• WHAT YOU ARE ASKED TO DO: Transcribe each record exactly. Include every one.

━━━━━━━━

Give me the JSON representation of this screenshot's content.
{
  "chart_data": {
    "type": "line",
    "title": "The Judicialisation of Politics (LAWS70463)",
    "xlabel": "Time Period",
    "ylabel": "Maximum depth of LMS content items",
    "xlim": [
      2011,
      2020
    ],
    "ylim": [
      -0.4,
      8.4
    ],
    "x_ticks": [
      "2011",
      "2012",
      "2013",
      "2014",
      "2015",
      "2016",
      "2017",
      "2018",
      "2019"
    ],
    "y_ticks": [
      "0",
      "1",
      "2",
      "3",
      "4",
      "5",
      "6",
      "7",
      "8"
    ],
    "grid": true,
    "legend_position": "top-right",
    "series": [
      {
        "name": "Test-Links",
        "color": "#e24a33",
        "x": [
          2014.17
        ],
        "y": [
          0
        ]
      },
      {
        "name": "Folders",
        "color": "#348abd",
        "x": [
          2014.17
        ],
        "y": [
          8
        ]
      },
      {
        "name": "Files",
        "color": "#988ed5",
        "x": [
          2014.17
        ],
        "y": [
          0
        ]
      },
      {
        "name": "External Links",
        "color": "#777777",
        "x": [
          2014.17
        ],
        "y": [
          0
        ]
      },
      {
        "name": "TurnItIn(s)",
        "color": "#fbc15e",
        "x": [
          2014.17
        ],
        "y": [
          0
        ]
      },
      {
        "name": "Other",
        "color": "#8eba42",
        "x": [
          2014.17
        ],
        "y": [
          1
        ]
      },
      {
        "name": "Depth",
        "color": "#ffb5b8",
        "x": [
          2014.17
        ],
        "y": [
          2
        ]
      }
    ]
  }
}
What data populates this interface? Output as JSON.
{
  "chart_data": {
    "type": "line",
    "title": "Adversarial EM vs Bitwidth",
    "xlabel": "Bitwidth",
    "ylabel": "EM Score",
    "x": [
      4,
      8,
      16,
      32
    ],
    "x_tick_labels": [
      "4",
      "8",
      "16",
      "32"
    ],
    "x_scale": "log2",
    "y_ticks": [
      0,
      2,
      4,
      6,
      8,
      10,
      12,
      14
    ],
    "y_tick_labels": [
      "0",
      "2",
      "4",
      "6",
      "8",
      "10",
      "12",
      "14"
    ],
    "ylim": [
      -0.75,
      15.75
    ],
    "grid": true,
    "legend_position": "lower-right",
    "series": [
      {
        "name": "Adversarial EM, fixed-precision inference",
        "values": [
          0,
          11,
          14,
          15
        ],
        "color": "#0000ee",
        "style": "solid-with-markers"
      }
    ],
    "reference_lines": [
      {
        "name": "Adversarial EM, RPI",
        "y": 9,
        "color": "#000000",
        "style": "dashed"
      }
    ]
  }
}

━━━━━━━━

• SOLUTION:
Give me the JSON representation of this screenshot's content.
{
  "chart_data": {
    "type": "line",
    "title": "The Judicialisation of Politics (LAWS70463)",
    "xlabel": "Time Period",
    "ylabel": "Maximum depth of LMS content items",
    "xlim": [
      2011,
      2020
    ],
    "ylim": [
      -0.4,
      8.4
    ],
    "x_ticks": [
      "2011",
      "2012",
      "2013",
      "2014",
      "2015",
      "2016",
      "2017",
      "2018",
      "2019"
    ],
    "y_ticks": [
      "0",
      "1",
      "2",
      "3",
      "4",
      "5",
      "6",
      "7",
      "8"
    ],
    "grid": true,
    "legend_position": "top-right",
    "series": [
      {
        "name": "Test-Links",
        "color": "#e24a33",
        "x": [
          2014.17
        ],
        "y": [
          0
        ]
      },
      {
        "name": "Folders",
        "color": "#348abd",
        "x": [
          2014.17
        ],
        "y": [
          8
        ]
      },
      {
        "name": "Files",
        "color": "#988ed5",
        "x": [
          2014.17
        ],
        "y": [
          0
        ]
      },
      {
        "name": "External Links",
        "color": "#777777",
        "x": [
          2014.17
        ],
        "y": [
          0
        ]
      },
      {
        "name": "TurnItIn(s)",
        "color": "#fbc15e",
        "x": [
          2014.17
        ],
        "y": [
          0
        ]
      },
      {
        "name": "Other",
        "color": "#8eba42",
        "x": [
          2014.17
        ],
        "y": [
          1
        ]
      },
      {
        "name": "Depth",
        "color": "#ffb5b8",
        "x": [
          2014.17
        ],
        "y": [
          2
        ]
      }
    ]
  }
}
What data populates this interface? Output as JSON.
{
  "chart_data": {
    "type": "line",
    "title": "Adversarial EM vs Bitwidth",
    "xlabel": "Bitwidth",
    "ylabel": "EM Score",
    "x": [
      4,
      8,
      16,
      32
    ],
    "x_tick_labels": [
      "4",
      "8",
      "16",
      "32"
    ],
    "x_scale": "log2",
    "y_ticks": [
      0,
      2,
      4,
      6,
      8,
      10,
      12,
      14
    ],
    "y_tick_labels": [
      "0",
      "2",
      "4",
      "6",
      "8",
      "10",
      "12",
      "14"
    ],
    "ylim": [
      -0.75,
      15.75
    ],
    "grid": true,
    "legend_position": "lower-right",
    "series": [
      {
        "name": "Adversarial EM, fixed-precision inference",
        "values": [
          0,
          11,
          14,
          15
        ],
        "color": "#0000ee",
        "style": "solid-with-markers"
      }
    ],
    "reference_lines": [
      {
        "name": "Adversarial EM, RPI",
        "y": 9,
        "color": "#000000",
        "style": "dashed"
      }
    ]
  }
}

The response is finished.